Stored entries
● ● ● ● ● ● ●

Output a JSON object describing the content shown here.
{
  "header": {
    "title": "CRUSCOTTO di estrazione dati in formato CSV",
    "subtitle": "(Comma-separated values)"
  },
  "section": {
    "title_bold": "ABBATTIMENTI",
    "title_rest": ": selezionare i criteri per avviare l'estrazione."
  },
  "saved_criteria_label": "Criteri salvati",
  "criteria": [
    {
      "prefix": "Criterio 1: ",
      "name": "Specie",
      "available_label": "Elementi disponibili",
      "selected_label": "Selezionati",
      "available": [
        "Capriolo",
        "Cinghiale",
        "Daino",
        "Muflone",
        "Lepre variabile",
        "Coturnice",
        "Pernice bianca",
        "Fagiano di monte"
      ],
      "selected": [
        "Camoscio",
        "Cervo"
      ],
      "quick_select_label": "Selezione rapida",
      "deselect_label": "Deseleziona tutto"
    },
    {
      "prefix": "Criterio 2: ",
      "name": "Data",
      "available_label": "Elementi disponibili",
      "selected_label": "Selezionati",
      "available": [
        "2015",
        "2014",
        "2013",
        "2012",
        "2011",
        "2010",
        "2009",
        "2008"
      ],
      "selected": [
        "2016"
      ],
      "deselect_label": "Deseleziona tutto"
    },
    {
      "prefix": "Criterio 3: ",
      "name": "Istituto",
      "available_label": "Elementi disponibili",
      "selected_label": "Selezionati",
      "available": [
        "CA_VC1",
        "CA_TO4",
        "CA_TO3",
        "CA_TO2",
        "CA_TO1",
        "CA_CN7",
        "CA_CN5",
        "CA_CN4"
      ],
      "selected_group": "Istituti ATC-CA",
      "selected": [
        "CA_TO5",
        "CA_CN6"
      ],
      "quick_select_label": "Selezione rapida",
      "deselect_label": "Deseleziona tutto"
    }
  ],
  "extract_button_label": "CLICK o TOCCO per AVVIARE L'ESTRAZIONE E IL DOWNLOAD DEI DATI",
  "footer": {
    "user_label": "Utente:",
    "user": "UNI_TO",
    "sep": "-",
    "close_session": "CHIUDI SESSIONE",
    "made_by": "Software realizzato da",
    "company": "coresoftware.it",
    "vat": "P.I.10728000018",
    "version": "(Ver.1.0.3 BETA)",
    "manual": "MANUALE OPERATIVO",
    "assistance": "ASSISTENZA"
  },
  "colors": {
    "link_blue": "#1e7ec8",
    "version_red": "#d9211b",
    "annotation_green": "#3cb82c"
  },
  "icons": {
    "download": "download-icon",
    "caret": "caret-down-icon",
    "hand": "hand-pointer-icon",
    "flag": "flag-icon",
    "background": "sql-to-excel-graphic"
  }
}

● ● ● ● ● ● ●

— Task statement —
Write out the whole listing again, exactly as it stands.

— Answer below —
Output a JSON object describing the content shown here.
{
  "header": {
    "title": "CRUSCOTTO di estrazione dati in formato CSV",
    "subtitle": "(Comma-separated values)"
  },
  "section": {
    "title_bold": "ABBATTIMENTI",
    "title_rest": ": selezionare i criteri per avviare l'estrazione."
  },
  "saved_criteria_label": "Criteri salvati",
  "criteria": [
    {
      "prefix": "Criterio 1: ",
      "name": "Specie",
      "available_label": "Elementi disponibili",
      "selected_label": "Selezionati",
      "available": [
        "Capriolo",
        "Cinghiale",
        "Daino",
        "Muflone",
        "Lepre variabile",
        "Coturnice",
        "Pernice bianca",
        "Fagiano di monte"
      ],
      "selected": [
        "Camoscio",
        "Cervo"
      ],
      "quick_select_label": "Selezione rapida",
      "deselect_label": "Deseleziona tutto"
    },
    {
      "prefix": "Criterio 2: ",
      "name": "Data",
      "available_label": "Elementi disponibili",
      "selected_label": "Selezionati",
      "available": [
        "2015",
        "2014",
        "2013",
        "2012",
        "2011",
        "2010",
        "2009",
        "2008"
      ],
      "selected": [
        "2016"
      ],
      "deselect_label": "Deseleziona tutto"
    },
    {
      "prefix": "Criterio 3: ",
      "name": "Istituto",
      "available_label": "Elementi disponibili",
      "selected_label": "Selezionati",
      "available": [
        "CA_VC1",
        "CA_TO4",
        "CA_TO3",
        "CA_TO2",
        "CA_TO1",
        "CA_CN7",
        "CA_CN5",
        "CA_CN4"
      ],
      "selected_group": "Istituti ATC-CA",
      "selected": [
        "CA_TO5",
        "CA_CN6"
      ],
      "quick_select_label": "Selezione rapida",
      "deselect_label": "Deseleziona tutto"
    }
  ],
  "extract_button_label": "CLICK o TOCCO per AVVIARE L'ESTRAZIONE E IL DOWNLOAD DEI DATI",
  "footer": {
    "user_label": "Utente:",
    "user": "UNI_TO",
    "sep": "-",
    "close_session": "CHIUDI SESSIONE",
    "made_by": "Software realizzato da",
    "company": "coresoftware.it",
    "vat": "P.I.10728000018",
    "version": "(Ver.1.0.3 BETA)",
    "manual": "MANUALE OPERATIVO",
    "assistance": "ASSISTENZA"
  },
  "colors": {
    "link_blue": "#1e7ec8",
    "version_red": "#d9211b",
    "annotation_green": "#3cb82c"
  },
  "icons": {
    "download": "download-icon",
    "caret": "caret-down-icon",
    "hand": "hand-pointer-icon",
    "flag": "flag-icon",
    "background": "sql-to-excel-graphic"
  }
}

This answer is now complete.